- [Data for processing]
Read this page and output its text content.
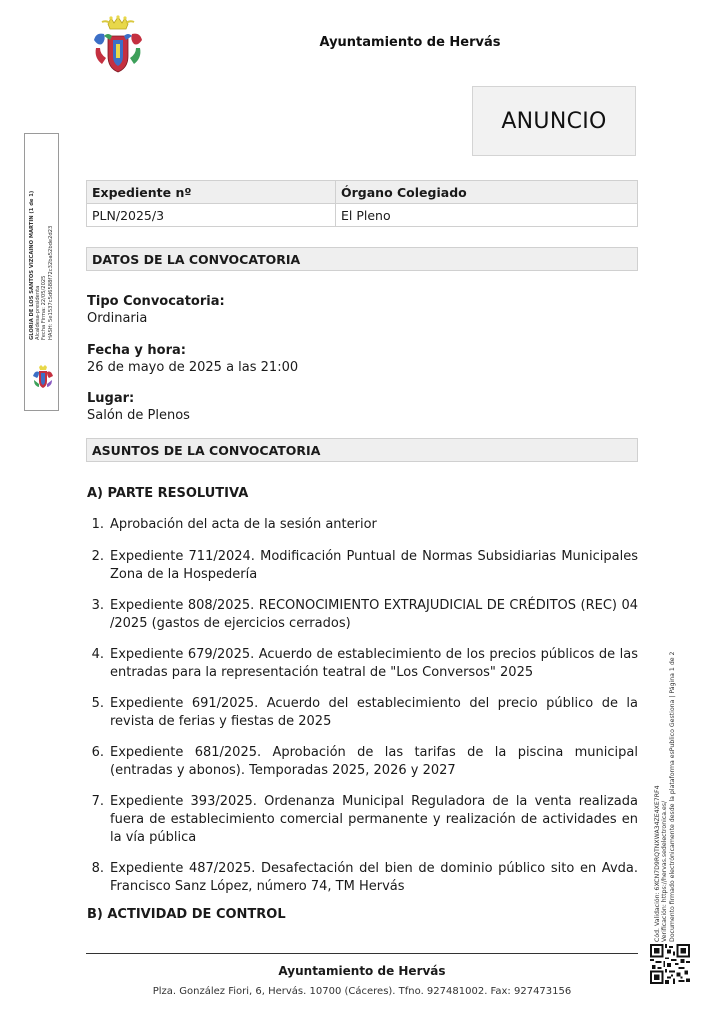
Ayuntamiento de Hervás
ANUNCIO
GLORIA DE LOS SANTOS VIZCAINO MARTIN (1 de 1) Alcaldesa-presidenta Fecha Firma: 22/05/2025 HASH: 5e1537c5d6588f72c32ba52bde2d23
Expediente nº	Órgano Colegiado
PLN/2025/3	El Pleno
DATOS DE LA CONVOCATORIA
Tipo Convocatoria:
Ordinaria
Fecha y hora:
26 de mayo de 2025 a las 21:00
Lugar:
Salón de Plenos
ASUNTOS DE LA CONVOCATORIA
A) PARTE RESOLUTIVA
1. Aprobación del acta de la sesión anterior
2. Expediente 711/2024. Modificación Puntual de Normas Subsidiarias Municipales Zona de la Hospedería
3. Expediente 808/2025. RECONOCIMIENTO EXTRAJUDICIAL DE CRÉDITOS (REC) 04 /2025 (gastos de ejercicios cerrados)
4. Expediente 679/2025. Acuerdo de establecimiento de los precios públicos de las entradas para la representación teatral de "Los Conversos" 2025
5. Expediente 691/2025. Acuerdo del establecimiento del precio público de la revista de ferias y fiestas de 2025
6. Expediente 681/2025. Aprobación de las tarifas de la piscina municipal (entradas y abonos). Temporadas 2025, 2026 y 2027
7. Expediente 393/2025. Ordenanza Municipal Reguladora de la venta realizada fuera de establecimiento comercial permanente y realización de actividades en la vía pública
8. Expediente 487/2025. Desafectación del bien de dominio público sito en Avda. Francisco Sanz López, número 74, TM Hervás
B) ACTIVIDAD DE CONTROL	Cód. Validación: 6XCN7D9RQTNXWA34ZE4XE7RF4 Verificación: https://hervas.sedelectronica.es/ Documento firmado electrónicamente desde la plataforma esPublico Gestiona | Página 1 de 2
Ayuntamiento de Hervás
Plza. González Fiori, 6, Hervás. 10700 (Cáceres). Tfno. 927481002. Fax: 927473156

- [Written instruction] Exactly reproduce each record, leaving out any pictures.

- [Complete answer]
Read this page and output its text content.
Ayuntamiento de Hervás
ANUNCIO
GLORIA DE LOS SANTOS VIZCAINO MARTIN (1 de 1) Alcaldesa-presidenta Fecha Firma: 22/05/2025 HASH: 5e1537c5d6588f72c32ba52bde2d23
Expediente nº	Órgano Colegiado
PLN/2025/3	El Pleno
DATOS DE LA CONVOCATORIA
Tipo Convocatoria:
Ordinaria
Fecha y hora:
26 de mayo de 2025 a las 21:00
Lugar:
Salón de Plenos
ASUNTOS DE LA CONVOCATORIA
A) PARTE RESOLUTIVA
1. Aprobación del acta de la sesión anterior
2. Expediente 711/2024. Modificación Puntual de Normas Subsidiarias Municipales Zona de la Hospedería
3. Expediente 808/2025. RECONOCIMIENTO EXTRAJUDICIAL DE CRÉDITOS (REC) 04 /2025 (gastos de ejercicios cerrados)
4. Expediente 679/2025. Acuerdo de establecimiento de los precios públicos de las entradas para la representación teatral de "Los Conversos" 2025
5. Expediente 691/2025. Acuerdo del establecimiento del precio público de la revista de ferias y fiestas de 2025
6. Expediente 681/2025. Aprobación de las tarifas de la piscina municipal (entradas y abonos). Temporadas 2025, 2026 y 2027
7. Expediente 393/2025. Ordenanza Municipal Reguladora de la venta realizada fuera de establecimiento comercial permanente y realización de actividades en la vía pública
8. Expediente 487/2025. Desafectación del bien de dominio público sito en Avda. Francisco Sanz López, número 74, TM Hervás
B) ACTIVIDAD DE CONTROL	Cód. Validación: 6XCN7D9RQTNXWA34ZE4XE7RF4 Verificación: https://hervas.sedelectronica.es/ Documento firmado electrónicamente desde la plataforma esPublico Gestiona | Página 1 de 2
Ayuntamiento de Hervás
Plza. González Fiori, 6, Hervás. 10700 (Cáceres). Tfno. 927481002. Fax: 927473156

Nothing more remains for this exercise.